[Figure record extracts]
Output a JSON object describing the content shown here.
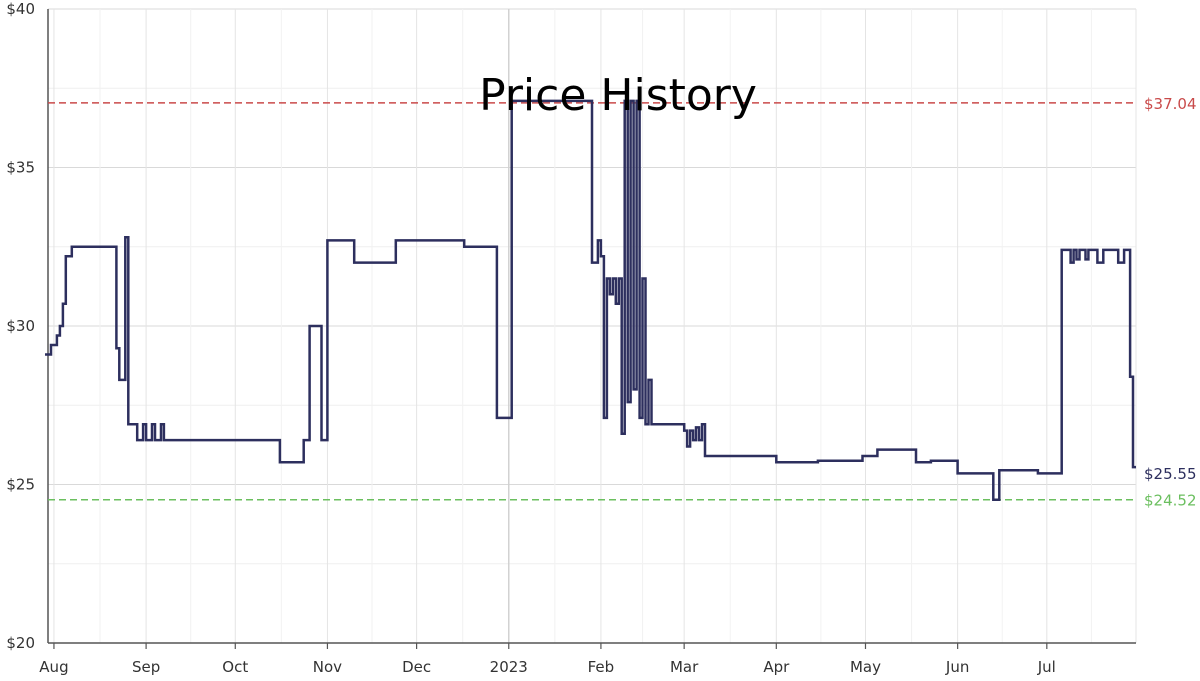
{
  "chart_data": {
    "type": "line",
    "title": "Price History",
    "ylim": [
      20,
      40
    ],
    "y_ticks": [
      "$20",
      "$25",
      "$30",
      "$35",
      "$40"
    ],
    "y_tick_values": [
      20,
      25,
      30,
      35,
      40
    ],
    "x_range": [
      "2022-07-30",
      "2023-07-31"
    ],
    "x_ticks": [
      {
        "label": "Aug",
        "date": "2022-08-01"
      },
      {
        "label": "Sep",
        "date": "2022-09-01"
      },
      {
        "label": "Oct",
        "date": "2022-10-01"
      },
      {
        "label": "Nov",
        "date": "2022-11-01"
      },
      {
        "label": "Dec",
        "date": "2022-12-01"
      },
      {
        "label": "2023",
        "date": "2023-01-01"
      },
      {
        "label": "Feb",
        "date": "2023-02-01"
      },
      {
        "label": "Mar",
        "date": "2023-03-01"
      },
      {
        "label": "Apr",
        "date": "2023-04-01"
      },
      {
        "label": "May",
        "date": "2023-05-01"
      },
      {
        "label": "Jun",
        "date": "2023-06-01"
      },
      {
        "label": "Jul",
        "date": "2023-07-01"
      }
    ],
    "grid": true,
    "reference_lines": [
      {
        "label": "$37.04",
        "value": 37.04,
        "color": "#c94a4a"
      },
      {
        "label": "$24.52",
        "value": 24.52,
        "color": "#6bbf5f"
      }
    ],
    "current_label": {
      "label": "$25.55",
      "value": 25.55,
      "color": "#2d2f5e"
    },
    "series": [
      {
        "color": "#2d2f5e",
        "step": true,
        "points": [
          [
            "2022-07-29",
            29.1
          ],
          [
            "2022-07-31",
            29.4
          ],
          [
            "2022-08-02",
            29.7
          ],
          [
            "2022-08-03",
            30.0
          ],
          [
            "2022-08-04",
            30.7
          ],
          [
            "2022-08-05",
            32.2
          ],
          [
            "2022-08-07",
            32.5
          ],
          [
            "2022-08-22",
            29.3
          ],
          [
            "2022-08-23",
            28.3
          ],
          [
            "2022-08-25",
            32.8
          ],
          [
            "2022-08-26",
            26.9
          ],
          [
            "2022-08-29",
            26.4
          ],
          [
            "2022-08-31",
            26.9
          ],
          [
            "2022-09-01",
            26.4
          ],
          [
            "2022-09-03",
            26.9
          ],
          [
            "2022-09-04",
            26.4
          ],
          [
            "2022-09-06",
            26.9
          ],
          [
            "2022-09-07",
            26.4
          ],
          [
            "2022-10-16",
            25.7
          ],
          [
            "2022-10-24",
            26.4
          ],
          [
            "2022-10-26",
            30.0
          ],
          [
            "2022-10-30",
            26.4
          ],
          [
            "2022-11-01",
            32.7
          ],
          [
            "2022-11-10",
            32.0
          ],
          [
            "2022-11-24",
            32.7
          ],
          [
            "2022-12-17",
            32.5
          ],
          [
            "2022-12-28",
            27.1
          ],
          [
            "2023-01-02",
            37.1
          ],
          [
            "2023-01-29",
            32.0
          ],
          [
            "2023-01-31",
            32.7
          ],
          [
            "2023-02-01",
            32.2
          ],
          [
            "2023-02-02",
            27.1
          ],
          [
            "2023-02-03",
            31.5
          ],
          [
            "2023-02-04",
            31.0
          ],
          [
            "2023-02-05",
            31.5
          ],
          [
            "2023-02-06",
            30.7
          ],
          [
            "2023-02-07",
            31.5
          ],
          [
            "2023-02-08",
            26.6
          ],
          [
            "2023-02-09",
            37.1
          ],
          [
            "2023-02-10",
            27.6
          ],
          [
            "2023-02-11",
            37.1
          ],
          [
            "2023-02-12",
            28.0
          ],
          [
            "2023-02-13",
            37.1
          ],
          [
            "2023-02-14",
            27.1
          ],
          [
            "2023-02-15",
            31.5
          ],
          [
            "2023-02-16",
            26.9
          ],
          [
            "2023-02-17",
            28.3
          ],
          [
            "2023-02-18",
            26.9
          ],
          [
            "2023-03-01",
            26.7
          ],
          [
            "2023-03-02",
            26.2
          ],
          [
            "2023-03-03",
            26.7
          ],
          [
            "2023-03-04",
            26.4
          ],
          [
            "2023-03-05",
            26.8
          ],
          [
            "2023-03-06",
            26.4
          ],
          [
            "2023-03-07",
            26.9
          ],
          [
            "2023-03-08",
            25.9
          ],
          [
            "2023-04-01",
            25.7
          ],
          [
            "2023-04-15",
            25.75
          ],
          [
            "2023-04-30",
            25.9
          ],
          [
            "2023-05-05",
            26.1
          ],
          [
            "2023-05-18",
            25.7
          ],
          [
            "2023-05-23",
            25.75
          ],
          [
            "2023-06-01",
            25.35
          ],
          [
            "2023-06-13",
            24.52
          ],
          [
            "2023-06-15",
            25.45
          ],
          [
            "2023-06-28",
            25.35
          ],
          [
            "2023-07-06",
            32.4
          ],
          [
            "2023-07-09",
            32.0
          ],
          [
            "2023-07-10",
            32.4
          ],
          [
            "2023-07-11",
            32.1
          ],
          [
            "2023-07-12",
            32.4
          ],
          [
            "2023-07-14",
            32.1
          ],
          [
            "2023-07-15",
            32.4
          ],
          [
            "2023-07-18",
            32.0
          ],
          [
            "2023-07-20",
            32.4
          ],
          [
            "2023-07-25",
            32.0
          ],
          [
            "2023-07-27",
            32.4
          ],
          [
            "2023-07-29",
            28.4
          ],
          [
            "2023-07-30",
            25.55
          ]
        ]
      }
    ]
  }
}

Exercise =>
Without the pictures, return all the records precisely as they stand.

Result =>
Output a JSON object describing the content shown here.
{
  "chart_data": {
    "type": "line",
    "title": "Price History",
    "ylim": [
      20,
      40
    ],
    "y_ticks": [
      "$20",
      "$25",
      "$30",
      "$35",
      "$40"
    ],
    "y_tick_values": [
      20,
      25,
      30,
      35,
      40
    ],
    "x_range": [
      "2022-07-30",
      "2023-07-31"
    ],
    "x_ticks": [
      {
        "label": "Aug",
        "date": "2022-08-01"
      },
      {
        "label": "Sep",
        "date": "2022-09-01"
      },
      {
        "label": "Oct",
        "date": "2022-10-01"
      },
      {
        "label": "Nov",
        "date": "2022-11-01"
      },
      {
        "label": "Dec",
        "date": "2022-12-01"
      },
      {
        "label": "2023",
        "date": "2023-01-01"
      },
      {
        "label": "Feb",
        "date": "2023-02-01"
      },
      {
        "label": "Mar",
        "date": "2023-03-01"
      },
      {
        "label": "Apr",
        "date": "2023-04-01"
      },
      {
        "label": "May",
        "date": "2023-05-01"
      },
      {
        "label": "Jun",
        "date": "2023-06-01"
      },
      {
        "label": "Jul",
        "date": "2023-07-01"
      }
    ],
    "grid": true,
    "reference_lines": [
      {
        "label": "$37.04",
        "value": 37.04,
        "color": "#c94a4a"
      },
      {
        "label": "$24.52",
        "value": 24.52,
        "color": "#6bbf5f"
      }
    ],
    "current_label": {
      "label": "$25.55",
      "value": 25.55,
      "color": "#2d2f5e"
    },
    "series": [
      {
        "color": "#2d2f5e",
        "step": true,
        "points": [
          [
            "2022-07-29",
            29.1
          ],
          [
            "2022-07-31",
            29.4
          ],
          [
            "2022-08-02",
            29.7
          ],
          [
            "2022-08-03",
            30.0
          ],
          [
            "2022-08-04",
            30.7
          ],
          [
            "2022-08-05",
            32.2
          ],
          [
            "2022-08-07",
            32.5
          ],
          [
            "2022-08-22",
            29.3
          ],
          [
            "2022-08-23",
            28.3
          ],
          [
            "2022-08-25",
            32.8
          ],
          [
            "2022-08-26",
            26.9
          ],
          [
            "2022-08-29",
            26.4
          ],
          [
            "2022-08-31",
            26.9
          ],
          [
            "2022-09-01",
            26.4
          ],
          [
            "2022-09-03",
            26.9
          ],
          [
            "2022-09-04",
            26.4
          ],
          [
            "2022-09-06",
            26.9
          ],
          [
            "2022-09-07",
            26.4
          ],
          [
            "2022-10-16",
            25.7
          ],
          [
            "2022-10-24",
            26.4
          ],
          [
            "2022-10-26",
            30.0
          ],
          [
            "2022-10-30",
            26.4
          ],
          [
            "2022-11-01",
            32.7
          ],
          [
            "2022-11-10",
            32.0
          ],
          [
            "2022-11-24",
            32.7
          ],
          [
            "2022-12-17",
            32.5
          ],
          [
            "2022-12-28",
            27.1
          ],
          [
            "2023-01-02",
            37.1
          ],
          [
            "2023-01-29",
            32.0
          ],
          [
            "2023-01-31",
            32.7
          ],
          [
            "2023-02-01",
            32.2
          ],
          [
            "2023-02-02",
            27.1
          ],
          [
            "2023-02-03",
            31.5
          ],
          [
            "2023-02-04",
            31.0
          ],
          [
            "2023-02-05",
            31.5
          ],
          [
            "2023-02-06",
            30.7
          ],
          [
            "2023-02-07",
            31.5
          ],
          [
            "2023-02-08",
            26.6
          ],
          [
            "2023-02-09",
            37.1
          ],
          [
            "2023-02-10",
            27.6
          ],
          [
            "2023-02-11",
            37.1
          ],
          [
            "2023-02-12",
            28.0
          ],
          [
            "2023-02-13",
            37.1
          ],
          [
            "2023-02-14",
            27.1
          ],
          [
            "2023-02-15",
            31.5
          ],
          [
            "2023-02-16",
            26.9
          ],
          [
            "2023-02-17",
            28.3
          ],
          [
            "2023-02-18",
            26.9
          ],
          [
            "2023-03-01",
            26.7
          ],
          [
            "2023-03-02",
            26.2
          ],
          [
            "2023-03-03",
            26.7
          ],
          [
            "2023-03-04",
            26.4
          ],
          [
            "2023-03-05",
            26.8
          ],
          [
            "2023-03-06",
            26.4
          ],
          [
            "2023-03-07",
            26.9
          ],
          [
            "2023-03-08",
            25.9
          ],
          [
            "2023-04-01",
            25.7
          ],
          [
            "2023-04-15",
            25.75
          ],
          [
            "2023-04-30",
            25.9
          ],
          [
            "2023-05-05",
            26.1
          ],
          [
            "2023-05-18",
            25.7
          ],
          [
            "2023-05-23",
            25.75
          ],
          [
            "2023-06-01",
            25.35
          ],
          [
            "2023-06-13",
            24.52
          ],
          [
            "2023-06-15",
            25.45
          ],
          [
            "2023-06-28",
            25.35
          ],
          [
            "2023-07-06",
            32.4
          ],
          [
            "2023-07-09",
            32.0
          ],
          [
            "2023-07-10",
            32.4
          ],
          [
            "2023-07-11",
            32.1
          ],
          [
            "2023-07-12",
            32.4
          ],
          [
            "2023-07-14",
            32.1
          ],
          [
            "2023-07-15",
            32.4
          ],
          [
            "2023-07-18",
            32.0
          ],
          [
            "2023-07-20",
            32.4
          ],
          [
            "2023-07-25",
            32.0
          ],
          [
            "2023-07-27",
            32.4
          ],
          [
            "2023-07-29",
            28.4
          ],
          [
            "2023-07-30",
            25.55
          ]
        ]
      }
    ]
  }
}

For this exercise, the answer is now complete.